• [Problem details] Read the records and write them out again exactly.

• [Supplied material]
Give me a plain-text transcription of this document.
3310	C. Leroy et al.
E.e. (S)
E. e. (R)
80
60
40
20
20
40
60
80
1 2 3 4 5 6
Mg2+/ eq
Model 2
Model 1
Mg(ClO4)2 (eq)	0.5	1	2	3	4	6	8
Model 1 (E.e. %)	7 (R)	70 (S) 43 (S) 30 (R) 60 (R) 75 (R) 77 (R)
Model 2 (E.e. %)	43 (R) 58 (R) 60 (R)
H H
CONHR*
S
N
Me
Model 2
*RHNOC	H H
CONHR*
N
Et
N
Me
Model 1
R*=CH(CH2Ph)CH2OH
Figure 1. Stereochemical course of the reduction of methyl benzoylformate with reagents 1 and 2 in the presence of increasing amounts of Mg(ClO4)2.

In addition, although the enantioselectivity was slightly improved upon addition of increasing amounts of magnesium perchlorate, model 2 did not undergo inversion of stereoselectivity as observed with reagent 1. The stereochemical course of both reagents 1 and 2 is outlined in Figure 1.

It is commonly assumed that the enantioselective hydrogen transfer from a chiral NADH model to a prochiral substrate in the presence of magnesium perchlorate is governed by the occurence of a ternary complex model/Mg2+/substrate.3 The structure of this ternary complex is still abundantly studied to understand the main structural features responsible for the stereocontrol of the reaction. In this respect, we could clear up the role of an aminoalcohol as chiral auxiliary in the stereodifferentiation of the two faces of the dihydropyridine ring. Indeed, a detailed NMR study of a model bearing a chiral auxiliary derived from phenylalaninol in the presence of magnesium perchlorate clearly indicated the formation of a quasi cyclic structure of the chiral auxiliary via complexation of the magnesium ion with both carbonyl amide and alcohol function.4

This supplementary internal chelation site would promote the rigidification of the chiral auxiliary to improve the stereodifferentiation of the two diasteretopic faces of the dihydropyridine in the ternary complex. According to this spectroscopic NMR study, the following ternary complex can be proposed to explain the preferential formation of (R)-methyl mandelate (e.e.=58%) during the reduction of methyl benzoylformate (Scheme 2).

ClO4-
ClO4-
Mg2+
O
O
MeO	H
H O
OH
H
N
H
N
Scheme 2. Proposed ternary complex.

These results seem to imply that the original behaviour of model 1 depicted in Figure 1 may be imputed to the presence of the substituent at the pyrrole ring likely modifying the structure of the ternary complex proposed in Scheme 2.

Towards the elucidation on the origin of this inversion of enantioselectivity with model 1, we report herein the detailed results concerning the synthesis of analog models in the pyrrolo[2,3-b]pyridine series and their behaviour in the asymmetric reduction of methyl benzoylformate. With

• [Full response]
Give me a plain-text transcription of this document.
3310	C. Leroy et al.
E.e. (S)
E. e. (R)
80
60
40
20
20
40
60
80
1 2 3 4 5 6
Mg2+/ eq
Model 2
Model 1
Mg(ClO4)2 (eq)	0.5	1	2	3	4	6	8
Model 1 (E.e. %)	7 (R)	70 (S) 43 (S) 30 (R) 60 (R) 75 (R) 77 (R)
Model 2 (E.e. %)	43 (R) 58 (R) 60 (R)
H H
CONHR*
S
N
Me
Model 2
*RHNOC	H H
CONHR*
N
Et
N
Me
Model 1
R*=CH(CH2Ph)CH2OH
Figure 1. Stereochemical course of the reduction of methyl benzoylformate with reagents 1 and 2 in the presence of increasing amounts of Mg(ClO4)2.

In addition, although the enantioselectivity was slightly improved upon addition of increasing amounts of magnesium perchlorate, model 2 did not undergo inversion of stereoselectivity as observed with reagent 1. The stereochemical course of both reagents 1 and 2 is outlined in Figure 1.

It is commonly assumed that the enantioselective hydrogen transfer from a chiral NADH model to a prochiral substrate in the presence of magnesium perchlorate is governed by the occurence of a ternary complex model/Mg2+/substrate.3 The structure of this ternary complex is still abundantly studied to understand the main structural features responsible for the stereocontrol of the reaction. In this respect, we could clear up the role of an aminoalcohol as chiral auxiliary in the stereodifferentiation of the two faces of the dihydropyridine ring. Indeed, a detailed NMR study of a model bearing a chiral auxiliary derived from phenylalaninol in the presence of magnesium perchlorate clearly indicated the formation of a quasi cyclic structure of the chiral auxiliary via complexation of the magnesium ion with both carbonyl amide and alcohol function.4

This supplementary internal chelation site would promote the rigidification of the chiral auxiliary to improve the stereodifferentiation of the two diasteretopic faces of the dihydropyridine in the ternary complex. According to this spectroscopic NMR study, the following ternary complex can be proposed to explain the preferential formation of (R)-methyl mandelate (e.e.=58%) during the reduction of methyl benzoylformate (Scheme 2).

ClO4-
ClO4-
Mg2+
O
O
MeO	H
H O
OH
H
N
H
N
Scheme 2. Proposed ternary complex.

These results seem to imply that the original behaviour of model 1 depicted in Figure 1 may be imputed to the presence of the substituent at the pyrrole ring likely modifying the structure of the ternary complex proposed in Scheme 2.

Towards the elucidation on the origin of this inversion of enantioselectivity with model 1, we report herein the detailed results concerning the synthesis of analog models in the pyrrolo[2,3-b]pyridine series and their behaviour in the asymmetric reduction of methyl benzoylformate. With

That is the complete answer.